### Stated exercise
Search the data for the word "world" and copy every line where it occurs.

### Items
* start *
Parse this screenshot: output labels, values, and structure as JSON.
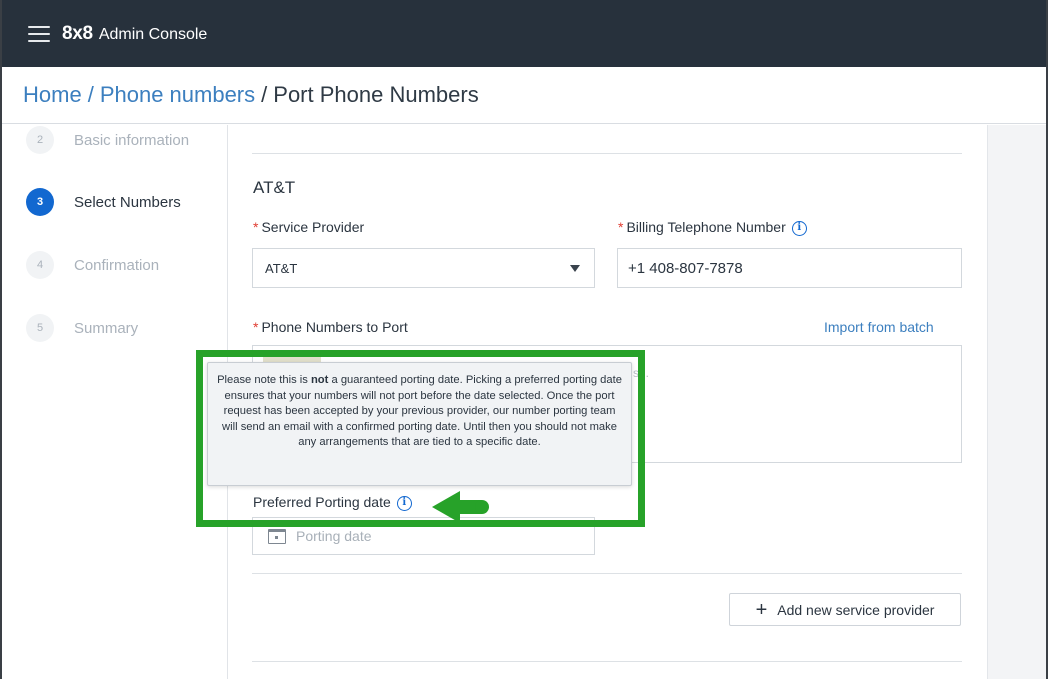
{
  "app": {
    "logo": "8x8",
    "title": "Admin Console"
  },
  "breadcrumb": {
    "home": "Home",
    "sep1": "/",
    "phone_numbers": "Phone numbers",
    "sep2": "/",
    "current": "Port Phone Numbers"
  },
  "steps": [
    {
      "num": "2",
      "label": "Basic information",
      "active": false
    },
    {
      "num": "3",
      "label": "Select Numbers",
      "active": true
    },
    {
      "num": "4",
      "label": "Confirmation",
      "active": false
    },
    {
      "num": "5",
      "label": "Summary",
      "active": false
    }
  ],
  "form": {
    "provider_title": "AT&T",
    "service_provider_label": "Service Provider",
    "service_provider_value": "AT&T",
    "billing_label": "Billing Telephone Number",
    "billing_value": "+1 408-807-7878",
    "phone_numbers_label": "Phone Numbers to Port",
    "import_link": "Import from batch",
    "textarea_placeholder_fragment": "s...",
    "porting_date_label": "Preferred Porting date",
    "porting_date_placeholder": "Porting date",
    "add_provider_button": "Add new service provider",
    "required_mark": "*"
  },
  "tooltip": {
    "before_bold": "Please note this is ",
    "bold": "not",
    "after_bold": " a guaranteed porting date. Picking a preferred porting date ensures that your numbers will not port before the date selected. Once the port request has been accepted by your previous provider, our number porting team will send an email with a confirmed porting date. Until then you should not make any arrangements that are tied to a specific date."
  },
  "icons": {
    "menu": "hamburger-menu-icon",
    "info": "info-icon",
    "dropdown": "caret-down-icon",
    "calendar": "calendar-icon",
    "add": "plus-icon",
    "annotation_arrow": "arrow-left-icon"
  },
  "colors": {
    "topbar": "#27313c",
    "link": "#3c7fbf",
    "active_step": "#1268d0",
    "required": "#e03c31",
    "highlight": "#27a229"
  }
}
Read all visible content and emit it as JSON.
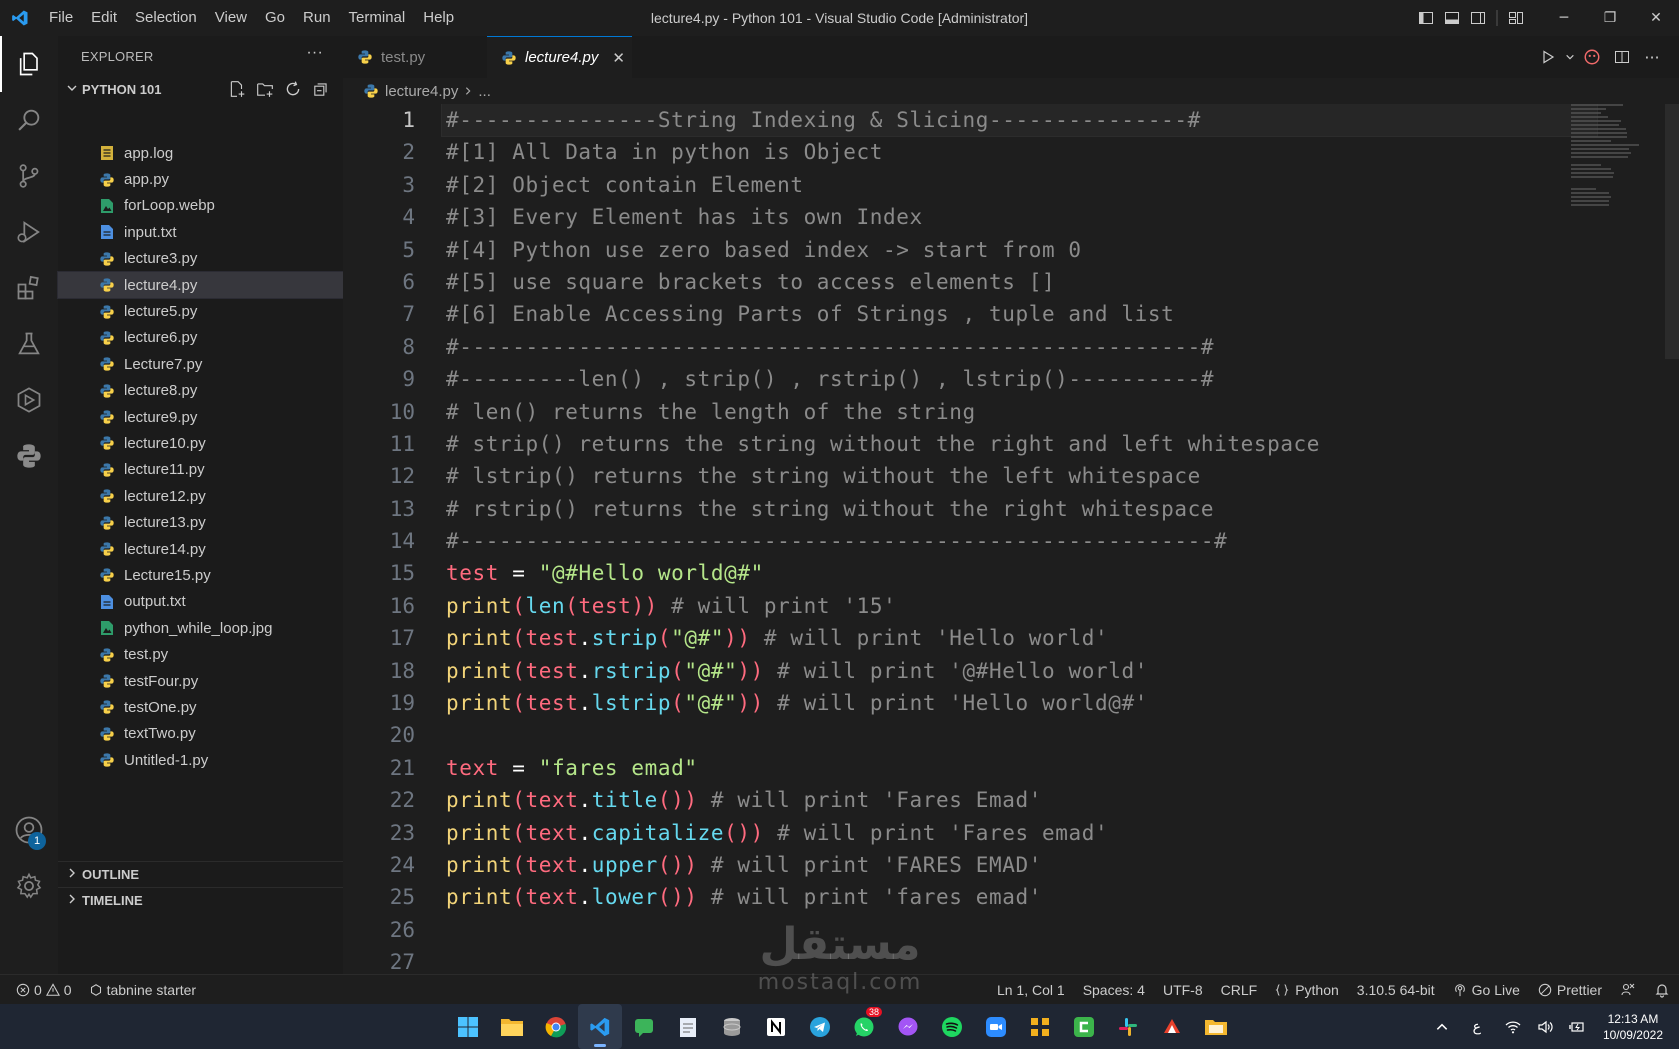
{
  "window": {
    "title": "lecture4.py - Python 101 - Visual Studio Code [Administrator]",
    "menu": [
      "File",
      "Edit",
      "Selection",
      "View",
      "Go",
      "Run",
      "Terminal",
      "Help"
    ]
  },
  "activity_bar": {
    "items": [
      "explorer-icon",
      "search-icon",
      "source-control-icon",
      "run-debug-icon",
      "extensions-icon",
      "testing-icon",
      "remote-icon",
      "python-icon"
    ],
    "accounts_badge": "1"
  },
  "sidebar": {
    "title": "EXPLORER",
    "more": "···",
    "folder": "PYTHON 101",
    "files": [
      {
        "name": "app.log",
        "type": "log"
      },
      {
        "name": "app.py",
        "type": "py"
      },
      {
        "name": "forLoop.webp",
        "type": "img"
      },
      {
        "name": "input.txt",
        "type": "txt"
      },
      {
        "name": "lecture3.py",
        "type": "py"
      },
      {
        "name": "lecture4.py",
        "type": "py"
      },
      {
        "name": "lecture5.py",
        "type": "py"
      },
      {
        "name": "lecture6.py",
        "type": "py"
      },
      {
        "name": "Lecture7.py",
        "type": "py"
      },
      {
        "name": "lecture8.py",
        "type": "py"
      },
      {
        "name": "lecture9.py",
        "type": "py"
      },
      {
        "name": "lecture10.py",
        "type": "py"
      },
      {
        "name": "lecture11.py",
        "type": "py"
      },
      {
        "name": "lecture12.py",
        "type": "py"
      },
      {
        "name": "lecture13.py",
        "type": "py"
      },
      {
        "name": "lecture14.py",
        "type": "py"
      },
      {
        "name": "Lecture15.py",
        "type": "py"
      },
      {
        "name": "output.txt",
        "type": "txt"
      },
      {
        "name": "python_while_loop.jpg",
        "type": "img"
      },
      {
        "name": "test.py",
        "type": "py"
      },
      {
        "name": "testFour.py",
        "type": "py"
      },
      {
        "name": "testOne.py",
        "type": "py"
      },
      {
        "name": "textTwo.py",
        "type": "py"
      },
      {
        "name": "Untitled-1.py",
        "type": "py"
      }
    ],
    "selected_file": "lecture4.py",
    "outline": "OUTLINE",
    "timeline": "TIMELINE"
  },
  "tabs": [
    {
      "label": "test.py",
      "active": false
    },
    {
      "label": "lecture4.py",
      "active": true,
      "close": "✕"
    }
  ],
  "breadcrumb": {
    "file": "lecture4.py",
    "rest": "..."
  },
  "editor": {
    "current_line": 1,
    "lines": [
      [
        [
          "cm",
          "#---------------String Indexing & Slicing---------------#"
        ]
      ],
      [
        [
          "cm",
          "#[1] All Data in python is Object"
        ]
      ],
      [
        [
          "cm",
          "#[2] Object contain Element"
        ]
      ],
      [
        [
          "cm",
          "#[3] Every Element has its own Index"
        ]
      ],
      [
        [
          "cm",
          "#[4] Python use zero based index -> start from 0"
        ]
      ],
      [
        [
          "cm",
          "#[5] use square brackets to access elements []"
        ]
      ],
      [
        [
          "cm",
          "#[6] Enable Accessing Parts of Strings , tuple and list"
        ]
      ],
      [
        [
          "cm",
          "#--------------------------------------------------------#"
        ]
      ],
      [
        [
          "cm",
          "#---------len() , strip() , rstrip() , lstrip()----------#"
        ]
      ],
      [
        [
          "cm",
          "# len() returns the length of the string"
        ]
      ],
      [
        [
          "cm",
          "# strip() returns the string without the right and left whitespace"
        ]
      ],
      [
        [
          "cm",
          "# lstrip() returns the string without the left whitespace"
        ]
      ],
      [
        [
          "cm",
          "# rstrip() returns the string without the right whitespace"
        ]
      ],
      [
        [
          "cm",
          "#---------------------------------------------------------#"
        ]
      ],
      [
        [
          "var",
          "test"
        ],
        [
          "op",
          " = "
        ],
        [
          "str",
          "\"@#Hello world@#\""
        ]
      ],
      [
        [
          "kw",
          "print"
        ],
        [
          "pn",
          "("
        ],
        [
          "fn",
          "len"
        ],
        [
          "pn",
          "("
        ],
        [
          "var",
          "test"
        ],
        [
          "pn",
          "))"
        ],
        [
          "cm",
          " # will print '15'"
        ]
      ],
      [
        [
          "kw",
          "print"
        ],
        [
          "pn",
          "("
        ],
        [
          "var",
          "test"
        ],
        [
          "op",
          "."
        ],
        [
          "meth",
          "strip"
        ],
        [
          "pn",
          "("
        ],
        [
          "str",
          "\"@#\""
        ],
        [
          "pn",
          "))"
        ],
        [
          "cm",
          " # will print 'Hello world'"
        ]
      ],
      [
        [
          "kw",
          "print"
        ],
        [
          "pn",
          "("
        ],
        [
          "var",
          "test"
        ],
        [
          "op",
          "."
        ],
        [
          "meth",
          "rstrip"
        ],
        [
          "pn",
          "("
        ],
        [
          "str",
          "\"@#\""
        ],
        [
          "pn",
          "))"
        ],
        [
          "cm",
          " # will print '@#Hello world'"
        ]
      ],
      [
        [
          "kw",
          "print"
        ],
        [
          "pn",
          "("
        ],
        [
          "var",
          "test"
        ],
        [
          "op",
          "."
        ],
        [
          "meth",
          "lstrip"
        ],
        [
          "pn",
          "("
        ],
        [
          "str",
          "\"@#\""
        ],
        [
          "pn",
          "))"
        ],
        [
          "cm",
          " # will print 'Hello world@#'"
        ]
      ],
      [],
      [
        [
          "var",
          "text"
        ],
        [
          "op",
          " = "
        ],
        [
          "str",
          "\"fares emad\""
        ]
      ],
      [
        [
          "kw",
          "print"
        ],
        [
          "pn",
          "("
        ],
        [
          "var",
          "text"
        ],
        [
          "op",
          "."
        ],
        [
          "meth",
          "title"
        ],
        [
          "pn",
          "())"
        ],
        [
          "cm",
          " # will print 'Fares Emad'"
        ]
      ],
      [
        [
          "kw",
          "print"
        ],
        [
          "pn",
          "("
        ],
        [
          "var",
          "text"
        ],
        [
          "op",
          "."
        ],
        [
          "meth",
          "capitalize"
        ],
        [
          "pn",
          "())"
        ],
        [
          "cm",
          " # will print 'Fares emad'"
        ]
      ],
      [
        [
          "kw",
          "print"
        ],
        [
          "pn",
          "("
        ],
        [
          "var",
          "text"
        ],
        [
          "op",
          "."
        ],
        [
          "meth",
          "upper"
        ],
        [
          "pn",
          "())"
        ],
        [
          "cm",
          " # will print 'FARES EMAD'"
        ]
      ],
      [
        [
          "kw",
          "print"
        ],
        [
          "pn",
          "("
        ],
        [
          "var",
          "text"
        ],
        [
          "op",
          "."
        ],
        [
          "meth",
          "lower"
        ],
        [
          "pn",
          "())"
        ],
        [
          "cm",
          " # will print 'fares emad'"
        ]
      ],
      [],
      []
    ]
  },
  "status_bar": {
    "errors": "0",
    "warnings": "0",
    "tabnine": "tabnine starter",
    "position": "Ln 1, Col 1",
    "spaces": "Spaces: 4",
    "encoding": "UTF-8",
    "eol": "CRLF",
    "language": "Python",
    "interpreter": "3.10.5 64-bit",
    "golive": "Go Live",
    "prettier": "Prettier"
  },
  "taskbar": {
    "apps": [
      "windows-start-icon",
      "file-explorer-icon",
      "chrome-icon",
      "vscode-icon",
      "app-green-icon",
      "notepad-icon",
      "database-icon",
      "notion-icon",
      "telegram-icon",
      "whatsapp-icon",
      "messenger-icon",
      "spotify-icon",
      "zoom-icon",
      "app-yellow-icon",
      "camtasia-icon",
      "slack-icon",
      "app-red-icon",
      "folder-icon"
    ],
    "whatsapp_badge": "38",
    "lang": "ع",
    "time": "12:13 AM",
    "date": "10/09/2022"
  },
  "watermark": {
    "arabic": "مستقل",
    "latin": "mostaql.com"
  }
}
* end *
### Exercise result
          "\"@#Hello world@#\""
          " # will print 'Hello world'"
          " # will print '@#Hello world'"
          " # will print 'Hello world@#'"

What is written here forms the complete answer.